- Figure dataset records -
*****
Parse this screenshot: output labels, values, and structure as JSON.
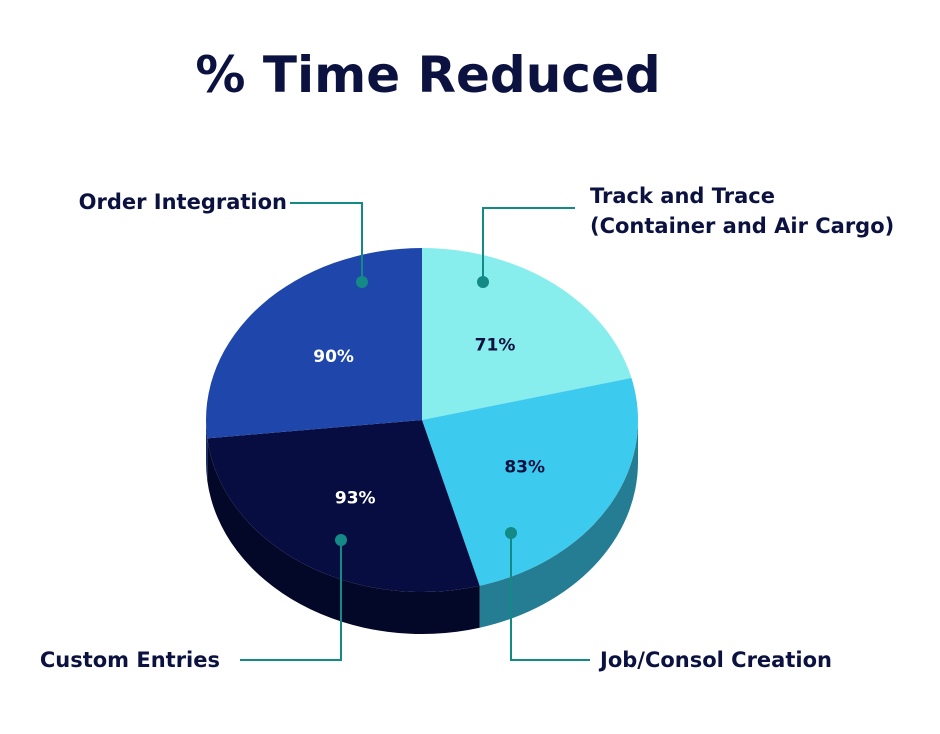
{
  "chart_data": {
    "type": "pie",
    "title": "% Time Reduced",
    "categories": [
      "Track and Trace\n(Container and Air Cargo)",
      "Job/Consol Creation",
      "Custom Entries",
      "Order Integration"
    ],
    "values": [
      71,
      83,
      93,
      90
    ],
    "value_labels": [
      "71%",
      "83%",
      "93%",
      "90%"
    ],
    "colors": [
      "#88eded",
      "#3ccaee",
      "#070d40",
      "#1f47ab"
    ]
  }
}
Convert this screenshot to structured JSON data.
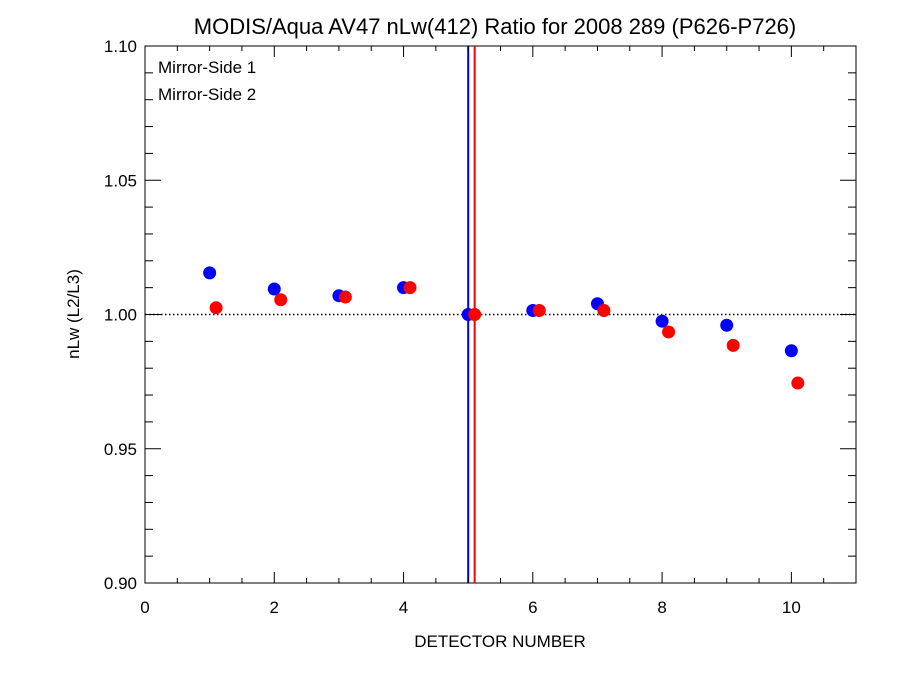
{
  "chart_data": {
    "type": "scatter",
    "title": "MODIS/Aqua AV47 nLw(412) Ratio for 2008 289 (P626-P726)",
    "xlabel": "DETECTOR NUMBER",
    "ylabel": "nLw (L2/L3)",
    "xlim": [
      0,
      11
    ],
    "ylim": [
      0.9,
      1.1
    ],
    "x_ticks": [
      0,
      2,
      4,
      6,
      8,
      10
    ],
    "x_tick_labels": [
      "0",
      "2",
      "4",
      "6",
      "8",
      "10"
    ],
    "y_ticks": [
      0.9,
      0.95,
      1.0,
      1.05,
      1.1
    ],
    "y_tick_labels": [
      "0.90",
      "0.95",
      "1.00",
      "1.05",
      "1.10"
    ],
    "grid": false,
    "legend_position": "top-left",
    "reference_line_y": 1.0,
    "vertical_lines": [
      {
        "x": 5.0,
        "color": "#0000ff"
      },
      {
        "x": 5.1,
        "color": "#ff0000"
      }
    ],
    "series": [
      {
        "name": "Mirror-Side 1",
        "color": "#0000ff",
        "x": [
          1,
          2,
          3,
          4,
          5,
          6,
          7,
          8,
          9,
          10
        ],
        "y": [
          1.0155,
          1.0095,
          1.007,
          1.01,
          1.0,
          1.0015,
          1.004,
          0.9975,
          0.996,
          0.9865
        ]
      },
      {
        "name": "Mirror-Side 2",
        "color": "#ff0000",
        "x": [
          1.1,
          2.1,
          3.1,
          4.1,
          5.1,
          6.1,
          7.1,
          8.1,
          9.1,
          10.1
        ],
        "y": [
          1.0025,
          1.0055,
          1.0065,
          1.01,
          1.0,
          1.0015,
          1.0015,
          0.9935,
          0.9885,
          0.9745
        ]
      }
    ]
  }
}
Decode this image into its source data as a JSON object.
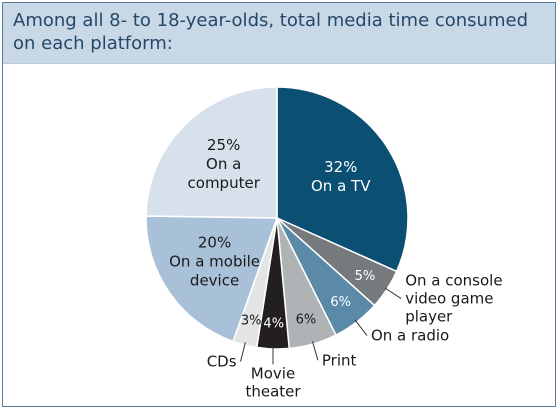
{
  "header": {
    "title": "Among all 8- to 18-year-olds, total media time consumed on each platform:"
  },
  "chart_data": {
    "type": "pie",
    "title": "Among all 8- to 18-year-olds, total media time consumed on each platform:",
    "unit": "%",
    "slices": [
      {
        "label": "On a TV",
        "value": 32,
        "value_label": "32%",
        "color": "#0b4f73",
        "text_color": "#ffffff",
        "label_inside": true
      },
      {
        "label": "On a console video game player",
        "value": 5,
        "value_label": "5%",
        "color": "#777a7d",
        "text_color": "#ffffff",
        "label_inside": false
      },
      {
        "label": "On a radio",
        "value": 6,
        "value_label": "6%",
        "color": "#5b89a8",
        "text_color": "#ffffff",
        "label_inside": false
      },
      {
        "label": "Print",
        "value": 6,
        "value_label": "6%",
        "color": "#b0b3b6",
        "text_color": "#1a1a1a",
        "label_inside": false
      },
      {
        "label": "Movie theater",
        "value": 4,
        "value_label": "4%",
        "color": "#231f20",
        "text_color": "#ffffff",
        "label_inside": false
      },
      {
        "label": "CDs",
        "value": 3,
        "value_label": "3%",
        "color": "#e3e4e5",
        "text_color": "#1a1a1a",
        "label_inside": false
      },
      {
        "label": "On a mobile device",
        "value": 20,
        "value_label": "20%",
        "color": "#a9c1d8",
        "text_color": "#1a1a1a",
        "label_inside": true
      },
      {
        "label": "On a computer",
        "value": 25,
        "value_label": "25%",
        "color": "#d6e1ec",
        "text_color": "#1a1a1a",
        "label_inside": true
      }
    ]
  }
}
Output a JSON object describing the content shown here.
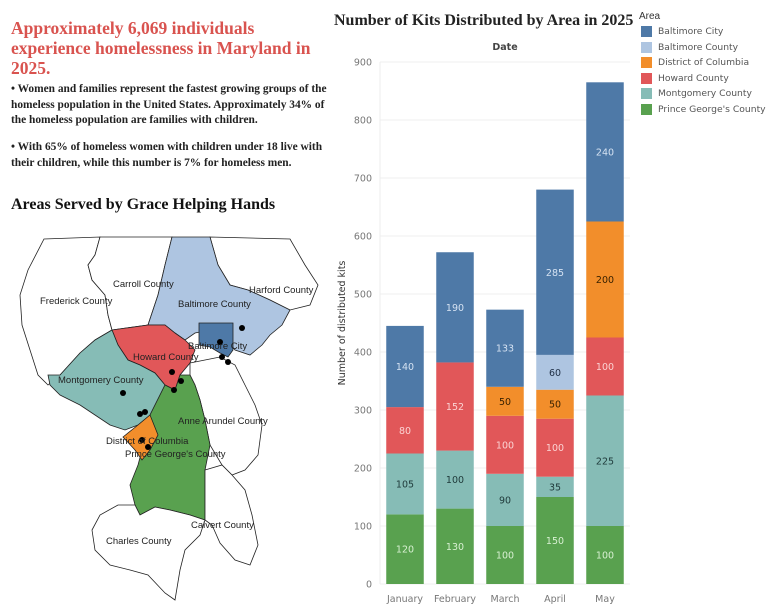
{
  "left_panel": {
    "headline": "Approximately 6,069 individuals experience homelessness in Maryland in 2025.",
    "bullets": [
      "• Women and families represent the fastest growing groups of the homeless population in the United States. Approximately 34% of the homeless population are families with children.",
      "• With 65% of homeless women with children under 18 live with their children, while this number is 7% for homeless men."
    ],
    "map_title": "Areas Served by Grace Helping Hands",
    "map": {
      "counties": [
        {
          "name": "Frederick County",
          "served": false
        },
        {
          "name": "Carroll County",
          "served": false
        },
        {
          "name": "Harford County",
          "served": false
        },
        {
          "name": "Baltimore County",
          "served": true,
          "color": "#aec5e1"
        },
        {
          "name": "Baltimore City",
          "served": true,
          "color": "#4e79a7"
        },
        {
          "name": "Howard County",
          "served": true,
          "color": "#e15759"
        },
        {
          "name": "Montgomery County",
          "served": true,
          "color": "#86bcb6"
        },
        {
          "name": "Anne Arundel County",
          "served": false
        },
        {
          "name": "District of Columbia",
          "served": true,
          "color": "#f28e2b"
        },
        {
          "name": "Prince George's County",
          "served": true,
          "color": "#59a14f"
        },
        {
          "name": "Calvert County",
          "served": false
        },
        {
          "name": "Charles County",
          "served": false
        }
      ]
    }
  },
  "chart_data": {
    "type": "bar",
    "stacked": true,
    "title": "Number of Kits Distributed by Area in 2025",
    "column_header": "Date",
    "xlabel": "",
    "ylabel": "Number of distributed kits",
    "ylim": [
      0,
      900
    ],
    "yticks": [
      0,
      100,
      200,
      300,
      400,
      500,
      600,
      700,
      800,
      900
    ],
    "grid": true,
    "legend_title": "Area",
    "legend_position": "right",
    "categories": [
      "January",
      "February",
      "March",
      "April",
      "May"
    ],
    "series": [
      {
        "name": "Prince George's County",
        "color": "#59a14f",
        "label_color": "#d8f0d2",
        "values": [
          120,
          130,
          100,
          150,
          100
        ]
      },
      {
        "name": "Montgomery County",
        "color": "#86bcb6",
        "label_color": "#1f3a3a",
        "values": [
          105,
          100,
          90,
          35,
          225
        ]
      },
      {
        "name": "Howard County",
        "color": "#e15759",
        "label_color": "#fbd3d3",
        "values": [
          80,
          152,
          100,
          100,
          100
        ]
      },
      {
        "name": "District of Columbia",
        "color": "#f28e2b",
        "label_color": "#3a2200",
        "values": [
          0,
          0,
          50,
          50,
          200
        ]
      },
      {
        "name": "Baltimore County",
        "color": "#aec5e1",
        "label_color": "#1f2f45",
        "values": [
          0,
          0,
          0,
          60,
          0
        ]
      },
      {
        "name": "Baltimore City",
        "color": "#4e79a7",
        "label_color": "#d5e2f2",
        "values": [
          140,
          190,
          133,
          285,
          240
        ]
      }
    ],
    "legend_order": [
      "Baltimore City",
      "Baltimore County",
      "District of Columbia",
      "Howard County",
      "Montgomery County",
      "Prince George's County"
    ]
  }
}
*****
- Do this -
Could you repeat all of the material exactly? Pictures should not be copied.

- Response -
Parse this screenshot: output labels, values, and structure as JSON.
{
  "chart_data": {
    "type": "pie",
    "title": "% Time Reduced",
    "categories": [
      "Track and Trace\n(Container and Air Cargo)",
      "Job/Consol Creation",
      "Custom Entries",
      "Order Integration"
    ],
    "values": [
      71,
      83,
      93,
      90
    ],
    "value_labels": [
      "71%",
      "83%",
      "93%",
      "90%"
    ],
    "colors": [
      "#88eded",
      "#3ccaee",
      "#070d40",
      "#1f47ab"
    ]
  }
}
Convert this screenshot to structured JSON data.
{
  "chart_data": {
    "type": "scatter",
    "title": "MODIS/Aqua AV47 nLw(412) Ratio for 2008 289 (P626-P726)",
    "xlabel": "DETECTOR NUMBER",
    "ylabel": "nLw (L2/L3)",
    "xlim": [
      0,
      11
    ],
    "ylim": [
      0.9,
      1.1
    ],
    "x_ticks": [
      0,
      2,
      4,
      6,
      8,
      10
    ],
    "x_tick_labels": [
      "0",
      "2",
      "4",
      "6",
      "8",
      "10"
    ],
    "y_ticks": [
      0.9,
      0.95,
      1.0,
      1.05,
      1.1
    ],
    "y_tick_labels": [
      "0.90",
      "0.95",
      "1.00",
      "1.05",
      "1.10"
    ],
    "grid": false,
    "legend_position": "top-left",
    "reference_line_y": 1.0,
    "vertical_lines": [
      {
        "x": 5.0,
        "color": "#0000ff"
      },
      {
        "x": 5.1,
        "color": "#ff0000"
      }
    ],
    "series": [
      {
        "name": "Mirror-Side 1",
        "color": "#0000ff",
        "x": [
          1,
          2,
          3,
          4,
          5,
          6,
          7,
          8,
          9,
          10
        ],
        "y": [
          1.0155,
          1.0095,
          1.007,
          1.01,
          1.0,
          1.0015,
          1.004,
          0.9975,
          0.996,
          0.9865
        ]
      },
      {
        "name": "Mirror-Side 2",
        "color": "#ff0000",
        "x": [
          1.1,
          2.1,
          3.1,
          4.1,
          5.1,
          6.1,
          7.1,
          8.1,
          9.1,
          10.1
        ],
        "y": [
          1.0025,
          1.0055,
          1.0065,
          1.01,
          1.0,
          1.0015,
          1.0015,
          0.9935,
          0.9885,
          0.9745
        ]
      }
    ]
  }
}
Decode this image into its source data as a JSON object.
{
  "header": {
    "title": "Among all 8- to 18-year-olds, total media time consumed on each platform:"
  },
  "chart_data": {
    "type": "pie",
    "title": "Among all 8- to 18-year-olds, total media time consumed on each platform:",
    "unit": "%",
    "slices": [
      {
        "label": "On a TV",
        "value": 32,
        "value_label": "32%",
        "color": "#0b4f73",
        "text_color": "#ffffff",
        "label_inside": true
      },
      {
        "label": "On a console video game player",
        "value": 5,
        "value_label": "5%",
        "color": "#777a7d",
        "text_color": "#ffffff",
        "label_inside": false
      },
      {
        "label": "On a radio",
        "value": 6,
        "value_label": "6%",
        "color": "#5b89a8",
        "text_color": "#ffffff",
        "label_inside": false
      },
      {
        "label": "Print",
        "value": 6,
        "value_label": "6%",
        "color": "#b0b3b6",
        "text_color": "#1a1a1a",
        "label_inside": false
      },
      {
        "label": "Movie theater",
        "value": 4,
        "value_label": "4%",
        "color": "#231f20",
        "text_color": "#ffffff",
        "label_inside": false
      },
      {
        "label": "CDs",
        "value": 3,
        "value_label": "3%",
        "color": "#e3e4e5",
        "text_color": "#1a1a1a",
        "label_inside": false
      },
      {
        "label": "On a mobile device",
        "value": 20,
        "value_label": "20%",
        "color": "#a9c1d8",
        "text_color": "#1a1a1a",
        "label_inside": true
      },
      {
        "label": "On a computer",
        "value": 25,
        "value_label": "25%",
        "color": "#d6e1ec",
        "text_color": "#1a1a1a",
        "label_inside": true
      }
    ]
  }
}
Output a JSON object describing the content shown here.
{
  "left_panel": {
    "headline": "Approximately 6,069 individuals experience homelessness in Maryland in 2025.",
    "bullets": [
      "• Women and families represent the fastest growing groups of the homeless population in the United States. Approximately 34% of the homeless population are families with children.",
      "• With 65% of homeless women with children under 18 live with their children, while this number is 7% for homeless men."
    ],
    "map_title": "Areas Served by Grace Helping Hands",
    "map": {
      "counties": [
        {
          "name": "Frederick County",
          "served": false
        },
        {
          "name": "Carroll County",
          "served": false
        },
        {
          "name": "Harford County",
          "served": false
        },
        {
          "name": "Baltimore County",
          "served": true,
          "color": "#aec5e1"
        },
        {
          "name": "Baltimore City",
          "served": true,
          "color": "#4e79a7"
        },
        {
          "name": "Howard County",
          "served": true,
          "color": "#e15759"
        },
        {
          "name": "Montgomery County",
          "served": true,
          "color": "#86bcb6"
        },
        {
          "name": "Anne Arundel County",
          "served": false
        },
        {
          "name": "District of Columbia",
          "served": true,
          "color": "#f28e2b"
        },
        {
          "name": "Prince George's County",
          "served": true,
          "color": "#59a14f"
        },
        {
          "name": "Calvert County",
          "served": false
        },
        {
          "name": "Charles County",
          "served": false
        }
      ]
    }
  },
  "chart_data": {
    "type": "bar",
    "stacked": true,
    "title": "Number of Kits Distributed by Area in 2025",
    "column_header": "Date",
    "xlabel": "",
    "ylabel": "Number of distributed kits",
    "ylim": [
      0,
      900
    ],
    "yticks": [
      0,
      100,
      200,
      300,
      400,
      500,
      600,
      700,
      800,
      900
    ],
    "grid": true,
    "legend_title": "Area",
    "legend_position": "right",
    "categories": [
      "January",
      "February",
      "March",
      "April",
      "May"
    ],
    "series": [
      {
        "name": "Prince George's County",
        "color": "#59a14f",
        "label_color": "#d8f0d2",
        "values": [
          120,
          130,
          100,
          150,
          100
        ]
      },
      {
        "name": "Montgomery County",
        "color": "#86bcb6",
        "label_color": "#1f3a3a",
        "values": [
          105,
          100,
          90,
          35,
          225
        ]
      },
      {
        "name": "Howard County",
        "color": "#e15759",
        "label_color": "#fbd3d3",
        "values": [
          80,
          152,
          100,
          100,
          100
        ]
      },
      {
        "name": "District of Columbia",
        "color": "#f28e2b",
        "label_color": "#3a2200",
        "values": [
          0,
          0,
          50,
          50,
          200
        ]
      },
      {
        "name": "Baltimore County",
        "color": "#aec5e1",
        "label_color": "#1f2f45",
        "values": [
          0,
          0,
          0,
          60,
          0
        ]
      },
      {
        "name": "Baltimore City",
        "color": "#4e79a7",
        "label_color": "#d5e2f2",
        "values": [
          140,
          190,
          133,
          285,
          240
        ]
      }
    ],
    "legend_order": [
      "Baltimore City",
      "Baltimore County",
      "District of Columbia",
      "Howard County",
      "Montgomery County",
      "Prince George's County"
    ]
  }
}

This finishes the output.